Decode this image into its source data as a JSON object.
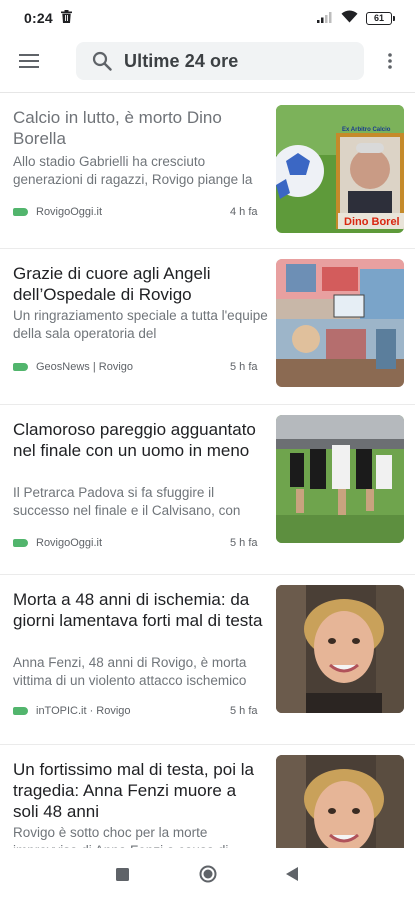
{
  "status_bar": {
    "time": "0:24",
    "battery": "61"
  },
  "search": {
    "query": "Ultime 24 ore"
  },
  "articles": [
    {
      "title": "Calcio in lutto, è morto Dino Borella",
      "snippet": "Allo stadio Gabrielli ha cresciuto generazioni di ragazzi, Rovigo piange la",
      "source": "RovigoOggi.it",
      "age": "4 h fa",
      "thumb_caption": "Dino Borel",
      "thumb_top_text": "Ex Arbitro Calcio"
    },
    {
      "title": "Grazie di cuore agli Angeli dell’Ospedale di Rovigo",
      "snippet": "Un ringraziamento speciale a tutta l'equipe della sala operatoria del",
      "source": "GeosNews | Rovigo",
      "age": "5 h fa"
    },
    {
      "title": "Clamoroso pareggio agguantato nel finale con un uomo in meno",
      "snippet": "Il Petrarca Padova si fa sfuggire il successo nel finale e il Calvisano, con",
      "source": "RovigoOggi.it",
      "age": "5 h fa"
    },
    {
      "title": "Morta a 48 anni di ischemia: da giorni lamentava forti mal di testa",
      "snippet": "Anna Fenzi, 48 anni di Rovigo, è morta vittima di un violento attacco ischemico",
      "source": "inTOPIC.it · Rovigo",
      "age": "5 h fa"
    },
    {
      "title": "Un fortissimo mal di testa, poi la tragedia: Anna Fenzi muore a soli 48 anni",
      "snippet": "Rovigo è sotto choc per la morte improvvisa di Anna Fenzi a causa di",
      "source": "",
      "age": ""
    }
  ],
  "colors": {
    "source_tag": "#34a853",
    "search_bg": "#f1f3f4"
  }
}
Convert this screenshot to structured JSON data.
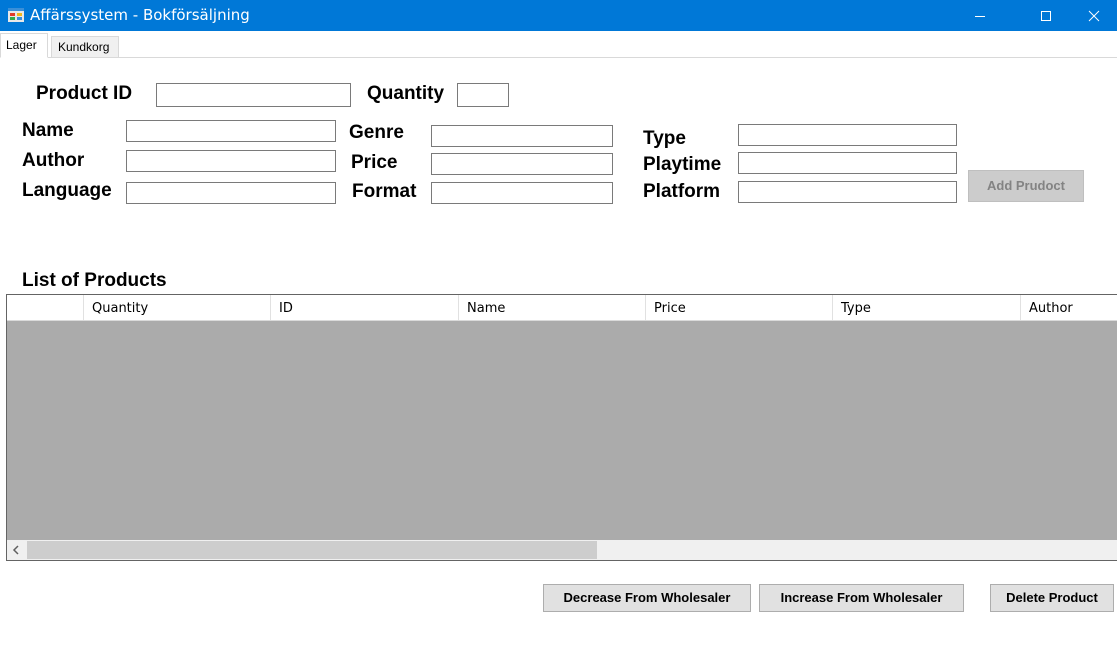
{
  "window": {
    "title": "Affärssystem - Bokförsäljning",
    "icon": "app-form-icon",
    "controls": [
      "minimize-icon",
      "maximize-icon",
      "close-icon"
    ]
  },
  "tabs": [
    {
      "label": "Lager",
      "active": true
    },
    {
      "label": "Kundkorg",
      "active": false
    }
  ],
  "form": {
    "product_id": {
      "label": "Product ID",
      "value": ""
    },
    "quantity": {
      "label": "Quantity",
      "value": ""
    },
    "name": {
      "label": "Name",
      "value": ""
    },
    "author": {
      "label": "Author",
      "value": ""
    },
    "language": {
      "label": "Language",
      "value": ""
    },
    "genre": {
      "label": "Genre",
      "value": ""
    },
    "price": {
      "label": "Price",
      "value": ""
    },
    "format": {
      "label": "Format",
      "value": ""
    },
    "type": {
      "label": "Type",
      "value": ""
    },
    "playtime": {
      "label": "Playtime",
      "value": ""
    },
    "platform": {
      "label": "Platform",
      "value": ""
    },
    "add_button": "Add Prudoct"
  },
  "products": {
    "heading": "List of Products",
    "columns": [
      "",
      "Quantity",
      "ID",
      "Name",
      "Price",
      "Type",
      "Author"
    ],
    "rows": []
  },
  "actions": {
    "decrease": "Decrease From Wholesaler",
    "increase": "Increase From Wholesaler",
    "delete": "Delete Product"
  },
  "colors": {
    "titlebar": "#0078d7",
    "grid_background": "#ababab",
    "button": "#e1e1e1"
  }
}
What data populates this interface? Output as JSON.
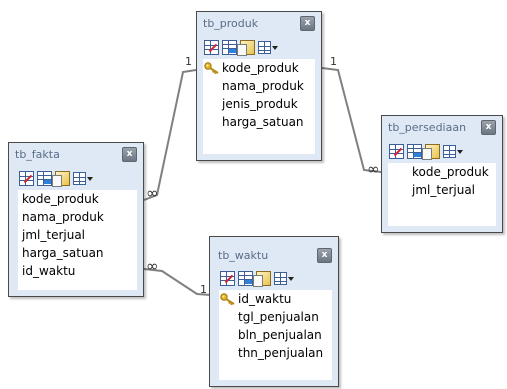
{
  "tables": {
    "tb_produk": {
      "title": "tb_produk",
      "close": "x",
      "fields": [
        {
          "name": "kode_produk",
          "key": true
        },
        {
          "name": "nama_produk",
          "key": false
        },
        {
          "name": "jenis_produk",
          "key": false
        },
        {
          "name": "harga_satuan",
          "key": false
        }
      ]
    },
    "tb_fakta": {
      "title": "tb_fakta",
      "close": "x",
      "fields": [
        {
          "name": "kode_produk",
          "key": false
        },
        {
          "name": "nama_produk",
          "key": false
        },
        {
          "name": "jml_terjual",
          "key": false
        },
        {
          "name": "harga_satuan",
          "key": false
        },
        {
          "name": "id_waktu",
          "key": false
        }
      ]
    },
    "tb_persediaan": {
      "title": "tb_persediaan",
      "close": "x",
      "fields": [
        {
          "name": "kode_produk",
          "key": false
        },
        {
          "name": "jml_terjual",
          "key": false
        }
      ]
    },
    "tb_waktu": {
      "title": "tb_waktu",
      "close": "x",
      "fields": [
        {
          "name": "id_waktu",
          "key": true
        },
        {
          "name": "tgl_penjualan",
          "key": false
        },
        {
          "name": "bln_penjualan",
          "key": false
        },
        {
          "name": "thn_penjualan",
          "key": false
        }
      ]
    }
  },
  "relationships": {
    "produk_fakta": {
      "one": "1",
      "many": "∞"
    },
    "produk_persediaan": {
      "one": "1",
      "many": "∞"
    },
    "waktu_fakta": {
      "one": "1",
      "many": "∞"
    }
  },
  "toolbar_icons": [
    "delete-table-icon",
    "primary-key-icon",
    "properties-icon",
    "view-dropdown-icon"
  ],
  "colors": {
    "table_bg": "#dfe9f6",
    "title_text": "#5a6c86",
    "line": "#808080"
  }
}
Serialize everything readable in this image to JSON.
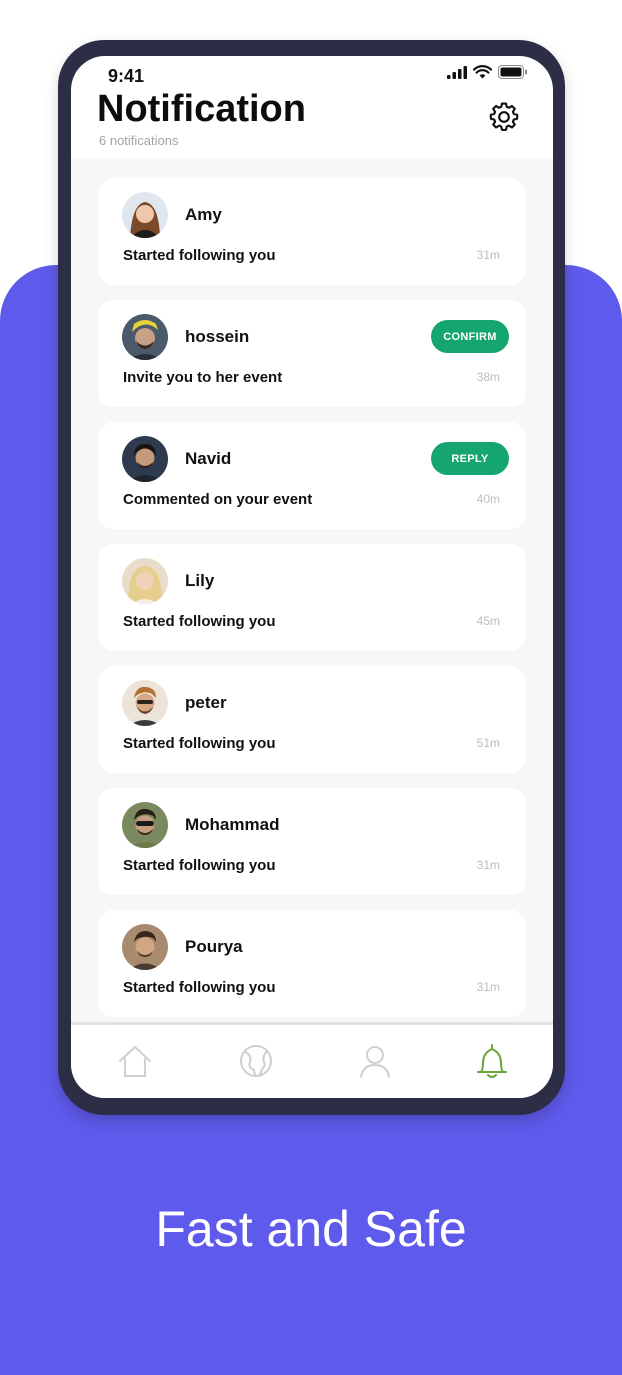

# WRITTEN EXERCISE
Repeat the records above exactly, omitting every picture.

# THE OUTPUT
Decode this image into its source data as a JSON object.
{
  "status_bar": {
    "time": "0:24",
    "battery": "61"
  },
  "search": {
    "query": "Ultime 24 ore"
  },
  "articles": [
    {
      "title": "Calcio in lutto, è morto Dino Borella",
      "snippet": "Allo stadio Gabrielli ha cresciuto generazioni di ragazzi, Rovigo piange la",
      "source": "RovigoOggi.it",
      "age": "4 h fa",
      "thumb_caption": "Dino Borel",
      "thumb_top_text": "Ex Arbitro Calcio"
    },
    {
      "title": "Grazie di cuore agli Angeli dell’Ospedale di Rovigo",
      "snippet": "Un ringraziamento speciale a tutta l'equipe della sala operatoria del",
      "source": "GeosNews | Rovigo",
      "age": "5 h fa"
    },
    {
      "title": "Clamoroso pareggio agguantato nel finale con un uomo in meno",
      "snippet": "Il Petrarca Padova si fa sfuggire il successo nel finale e il Calvisano, con",
      "source": "RovigoOggi.it",
      "age": "5 h fa"
    },
    {
      "title": "Morta a 48 anni di ischemia: da giorni lamentava forti mal di testa",
      "snippet": "Anna Fenzi, 48 anni di Rovigo, è morta vittima di un violento attacco ischemico",
      "source": "inTOPIC.it · Rovigo",
      "age": "5 h fa"
    },
    {
      "title": "Un fortissimo mal di testa, poi la tragedia: Anna Fenzi muore a soli 48 anni",
      "snippet": "Rovigo è sotto choc per la morte improvvisa di Anna Fenzi a causa di",
      "source": "",
      "age": ""
    }
  ],
  "colors": {
    "source_tag": "#34a853",
    "search_bg": "#f1f3f4"
  }
}
Convert this screenshot to structured JSON data.
{
  "window": {
    "title": "Affärssystem - Bokförsäljning",
    "icon": "app-form-icon",
    "controls": [
      "minimize-icon",
      "maximize-icon",
      "close-icon"
    ]
  },
  "tabs": [
    {
      "label": "Lager",
      "active": true
    },
    {
      "label": "Kundkorg",
      "active": false
    }
  ],
  "form": {
    "product_id": {
      "label": "Product ID",
      "value": ""
    },
    "quantity": {
      "label": "Quantity",
      "value": ""
    },
    "name": {
      "label": "Name",
      "value": ""
    },
    "author": {
      "label": "Author",
      "value": ""
    },
    "language": {
      "label": "Language",
      "value": ""
    },
    "genre": {
      "label": "Genre",
      "value": ""
    },
    "price": {
      "label": "Price",
      "value": ""
    },
    "format": {
      "label": "Format",
      "value": ""
    },
    "type": {
      "label": "Type",
      "value": ""
    },
    "playtime": {
      "label": "Playtime",
      "value": ""
    },
    "platform": {
      "label": "Platform",
      "value": ""
    },
    "add_button": "Add Prudoct"
  },
  "products": {
    "heading": "List of Products",
    "columns": [
      "",
      "Quantity",
      "ID",
      "Name",
      "Price",
      "Type",
      "Author"
    ],
    "rows": []
  },
  "actions": {
    "decrease": "Decrease From Wholesaler",
    "increase": "Increase From Wholesaler",
    "delete": "Delete Product"
  },
  "colors": {
    "titlebar": "#0078d7",
    "grid_background": "#ababab",
    "button": "#e1e1e1"
  }
}
What data populates this interface? Output as JSON.
{
  "tables": {
    "tb_produk": {
      "title": "tb_produk",
      "close": "x",
      "fields": [
        {
          "name": "kode_produk",
          "key": true
        },
        {
          "name": "nama_produk",
          "key": false
        },
        {
          "name": "jenis_produk",
          "key": false
        },
        {
          "name": "harga_satuan",
          "key": false
        }
      ]
    },
    "tb_fakta": {
      "title": "tb_fakta",
      "close": "x",
      "fields": [
        {
          "name": "kode_produk",
          "key": false
        },
        {
          "name": "nama_produk",
          "key": false
        },
        {
          "name": "jml_terjual",
          "key": false
        },
        {
          "name": "harga_satuan",
          "key": false
        },
        {
          "name": "id_waktu",
          "key": false
        }
      ]
    },
    "tb_persediaan": {
      "title": "tb_persediaan",
      "close": "x",
      "fields": [
        {
          "name": "kode_produk",
          "key": false
        },
        {
          "name": "jml_terjual",
          "key": false
        }
      ]
    },
    "tb_waktu": {
      "title": "tb_waktu",
      "close": "x",
      "fields": [
        {
          "name": "id_waktu",
          "key": true
        },
        {
          "name": "tgl_penjualan",
          "key": false
        },
        {
          "name": "bln_penjualan",
          "key": false
        },
        {
          "name": "thn_penjualan",
          "key": false
        }
      ]
    }
  },
  "relationships": {
    "produk_fakta": {
      "one": "1",
      "many": "∞"
    },
    "produk_persediaan": {
      "one": "1",
      "many": "∞"
    },
    "waktu_fakta": {
      "one": "1",
      "many": "∞"
    }
  },
  "toolbar_icons": [
    "delete-table-icon",
    "primary-key-icon",
    "properties-icon",
    "view-dropdown-icon"
  ],
  "colors": {
    "table_bg": "#dfe9f6",
    "title_text": "#5a6c86",
    "line": "#808080"
  }
}
Serialize everything readable in this image to JSON.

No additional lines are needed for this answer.